§ Aim of the exercise
Copy out all the records exactly.
─── Dataset content ───
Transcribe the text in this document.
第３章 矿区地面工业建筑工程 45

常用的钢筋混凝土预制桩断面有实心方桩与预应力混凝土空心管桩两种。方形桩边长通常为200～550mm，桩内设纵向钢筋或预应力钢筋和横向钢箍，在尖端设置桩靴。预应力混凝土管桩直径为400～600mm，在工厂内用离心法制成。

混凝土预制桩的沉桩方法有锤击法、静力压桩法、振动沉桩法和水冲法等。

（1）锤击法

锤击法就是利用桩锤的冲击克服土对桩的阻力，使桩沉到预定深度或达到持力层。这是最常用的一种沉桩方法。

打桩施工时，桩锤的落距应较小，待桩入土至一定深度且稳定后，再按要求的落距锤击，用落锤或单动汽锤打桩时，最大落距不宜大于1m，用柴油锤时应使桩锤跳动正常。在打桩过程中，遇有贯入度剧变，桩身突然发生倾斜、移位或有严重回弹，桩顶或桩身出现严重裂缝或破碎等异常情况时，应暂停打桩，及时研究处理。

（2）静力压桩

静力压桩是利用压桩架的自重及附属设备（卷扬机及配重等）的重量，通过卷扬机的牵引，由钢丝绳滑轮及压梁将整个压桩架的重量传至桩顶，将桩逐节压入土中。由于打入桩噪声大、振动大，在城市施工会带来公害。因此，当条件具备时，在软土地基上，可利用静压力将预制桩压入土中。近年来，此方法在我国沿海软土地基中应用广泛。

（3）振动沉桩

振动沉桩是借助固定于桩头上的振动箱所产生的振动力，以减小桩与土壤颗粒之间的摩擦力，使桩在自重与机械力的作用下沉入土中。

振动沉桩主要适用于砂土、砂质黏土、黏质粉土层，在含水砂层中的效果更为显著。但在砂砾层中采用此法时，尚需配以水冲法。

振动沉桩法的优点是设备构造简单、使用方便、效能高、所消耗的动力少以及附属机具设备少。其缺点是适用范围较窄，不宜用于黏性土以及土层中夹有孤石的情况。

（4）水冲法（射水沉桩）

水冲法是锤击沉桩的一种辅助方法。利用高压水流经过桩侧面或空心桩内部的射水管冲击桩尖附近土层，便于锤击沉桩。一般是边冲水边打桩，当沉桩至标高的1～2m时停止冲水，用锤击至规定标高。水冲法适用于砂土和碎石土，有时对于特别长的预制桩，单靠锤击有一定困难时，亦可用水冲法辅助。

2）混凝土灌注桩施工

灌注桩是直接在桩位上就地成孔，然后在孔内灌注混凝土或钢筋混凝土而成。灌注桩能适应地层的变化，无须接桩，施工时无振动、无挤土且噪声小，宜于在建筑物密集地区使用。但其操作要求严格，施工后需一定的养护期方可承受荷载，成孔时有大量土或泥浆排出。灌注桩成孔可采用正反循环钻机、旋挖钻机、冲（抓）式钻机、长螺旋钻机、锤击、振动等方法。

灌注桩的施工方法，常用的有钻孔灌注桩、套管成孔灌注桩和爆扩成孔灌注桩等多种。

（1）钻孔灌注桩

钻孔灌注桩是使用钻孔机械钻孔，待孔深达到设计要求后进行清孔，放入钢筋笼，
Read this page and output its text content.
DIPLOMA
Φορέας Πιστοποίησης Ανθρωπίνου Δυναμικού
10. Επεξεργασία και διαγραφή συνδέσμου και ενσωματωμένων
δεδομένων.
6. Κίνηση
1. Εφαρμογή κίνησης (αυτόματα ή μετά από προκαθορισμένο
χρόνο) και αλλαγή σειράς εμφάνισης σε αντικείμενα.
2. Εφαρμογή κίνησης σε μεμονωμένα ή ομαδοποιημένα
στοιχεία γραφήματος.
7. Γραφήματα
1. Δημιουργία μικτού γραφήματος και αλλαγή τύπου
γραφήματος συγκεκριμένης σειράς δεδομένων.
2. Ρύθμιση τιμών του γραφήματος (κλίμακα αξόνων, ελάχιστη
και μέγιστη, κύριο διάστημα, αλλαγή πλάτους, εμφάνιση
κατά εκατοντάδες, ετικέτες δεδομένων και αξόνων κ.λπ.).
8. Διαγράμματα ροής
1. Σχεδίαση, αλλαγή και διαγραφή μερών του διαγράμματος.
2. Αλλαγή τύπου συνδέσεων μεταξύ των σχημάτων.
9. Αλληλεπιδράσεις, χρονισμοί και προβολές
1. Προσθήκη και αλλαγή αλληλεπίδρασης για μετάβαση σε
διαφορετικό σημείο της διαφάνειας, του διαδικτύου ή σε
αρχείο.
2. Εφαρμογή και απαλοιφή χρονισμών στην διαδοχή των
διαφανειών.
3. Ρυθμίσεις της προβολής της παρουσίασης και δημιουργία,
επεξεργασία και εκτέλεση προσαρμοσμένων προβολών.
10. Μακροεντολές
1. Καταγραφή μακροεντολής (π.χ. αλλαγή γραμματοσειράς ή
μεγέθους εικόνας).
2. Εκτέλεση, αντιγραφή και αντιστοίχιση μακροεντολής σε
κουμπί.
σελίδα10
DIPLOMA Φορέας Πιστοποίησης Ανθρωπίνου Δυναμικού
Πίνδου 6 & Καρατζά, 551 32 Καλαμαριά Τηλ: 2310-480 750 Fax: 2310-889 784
───
§ The result
Transcribe the text in this document.
第３章 矿区地面工业建筑工程 45

常用的钢筋混凝土预制桩断面有实心方桩与预应力混凝土空心管桩两种。方形桩边长通常为200～550mm，桩内设纵向钢筋或预应力钢筋和横向钢箍，在尖端设置桩靴。预应力混凝土管桩直径为400～600mm，在工厂内用离心法制成。

混凝土预制桩的沉桩方法有锤击法、静力压桩法、振动沉桩法和水冲法等。

（1）锤击法

锤击法就是利用桩锤的冲击克服土对桩的阻力，使桩沉到预定深度或达到持力层。这是最常用的一种沉桩方法。

打桩施工时，桩锤的落距应较小，待桩入土至一定深度且稳定后，再按要求的落距锤击，用落锤或单动汽锤打桩时，最大落距不宜大于1m，用柴油锤时应使桩锤跳动正常。在打桩过程中，遇有贯入度剧变，桩身突然发生倾斜、移位或有严重回弹，桩顶或桩身出现严重裂缝或破碎等异常情况时，应暂停打桩，及时研究处理。

（2）静力压桩

静力压桩是利用压桩架的自重及附属设备（卷扬机及配重等）的重量，通过卷扬机的牵引，由钢丝绳滑轮及压梁将整个压桩架的重量传至桩顶，将桩逐节压入土中。由于打入桩噪声大、振动大，在城市施工会带来公害。因此，当条件具备时，在软土地基上，可利用静压力将预制桩压入土中。近年来，此方法在我国沿海软土地基中应用广泛。

（3）振动沉桩

振动沉桩是借助固定于桩头上的振动箱所产生的振动力，以减小桩与土壤颗粒之间的摩擦力，使桩在自重与机械力的作用下沉入土中。

振动沉桩主要适用于砂土、砂质黏土、黏质粉土层，在含水砂层中的效果更为显著。但在砂砾层中采用此法时，尚需配以水冲法。

振动沉桩法的优点是设备构造简单、使用方便、效能高、所消耗的动力少以及附属机具设备少。其缺点是适用范围较窄，不宜用于黏性土以及土层中夹有孤石的情况。

（4）水冲法（射水沉桩）

水冲法是锤击沉桩的一种辅助方法。利用高压水流经过桩侧面或空心桩内部的射水管冲击桩尖附近土层，便于锤击沉桩。一般是边冲水边打桩，当沉桩至标高的1～2m时停止冲水，用锤击至规定标高。水冲法适用于砂土和碎石土，有时对于特别长的预制桩，单靠锤击有一定困难时，亦可用水冲法辅助。

2）混凝土灌注桩施工

灌注桩是直接在桩位上就地成孔，然后在孔内灌注混凝土或钢筋混凝土而成。灌注桩能适应地层的变化，无须接桩，施工时无振动、无挤土且噪声小，宜于在建筑物密集地区使用。但其操作要求严格，施工后需一定的养护期方可承受荷载，成孔时有大量土或泥浆排出。灌注桩成孔可采用正反循环钻机、旋挖钻机、冲（抓）式钻机、长螺旋钻机、锤击、振动等方法。

灌注桩的施工方法，常用的有钻孔灌注桩、套管成孔灌注桩和爆扩成孔灌注桩等多种。

（1）钻孔灌注桩

钻孔灌注桩是使用钻孔机械钻孔，待孔深达到设计要求后进行清孔，放入钢筋笼，
Read this page and output its text content.
DIPLOMA
Φορέας Πιστοποίησης Ανθρωπίνου Δυναμικού
10. Επεξεργασία και διαγραφή συνδέσμου και ενσωματωμένων
δεδομένων.
6. Κίνηση
1. Εφαρμογή κίνησης (αυτόματα ή μετά από προκαθορισμένο
χρόνο) και αλλαγή σειράς εμφάνισης σε αντικείμενα.
2. Εφαρμογή κίνησης σε μεμονωμένα ή ομαδοποιημένα
στοιχεία γραφήματος.
7. Γραφήματα
1. Δημιουργία μικτού γραφήματος και αλλαγή τύπου
γραφήματος συγκεκριμένης σειράς δεδομένων.
2. Ρύθμιση τιμών του γραφήματος (κλίμακα αξόνων, ελάχιστη
και μέγιστη, κύριο διάστημα, αλλαγή πλάτους, εμφάνιση
κατά εκατοντάδες, ετικέτες δεδομένων και αξόνων κ.λπ.).
8. Διαγράμματα ροής
1. Σχεδίαση, αλλαγή και διαγραφή μερών του διαγράμματος.
2. Αλλαγή τύπου συνδέσεων μεταξύ των σχημάτων.
9. Αλληλεπιδράσεις, χρονισμοί και προβολές
1. Προσθήκη και αλλαγή αλληλεπίδρασης για μετάβαση σε
διαφορετικό σημείο της διαφάνειας, του διαδικτύου ή σε
αρχείο.
2. Εφαρμογή και απαλοιφή χρονισμών στην διαδοχή των
διαφανειών.
3. Ρυθμίσεις της προβολής της παρουσίασης και δημιουργία,
επεξεργασία και εκτέλεση προσαρμοσμένων προβολών.
10. Μακροεντολές
1. Καταγραφή μακροεντολής (π.χ. αλλαγή γραμματοσειράς ή
μεγέθους εικόνας).
2. Εκτέλεση, αντιγραφή και αντιστοίχιση μακροεντολής σε
κουμπί.
σελίδα10
DIPLOMA Φορέας Πιστοποίησης Ανθρωπίνου Δυναμικού
Πίνδου 6 & Καρατζά, 551 32 Καλαμαριά Τηλ: 2310-480 750 Fax: 2310-889 784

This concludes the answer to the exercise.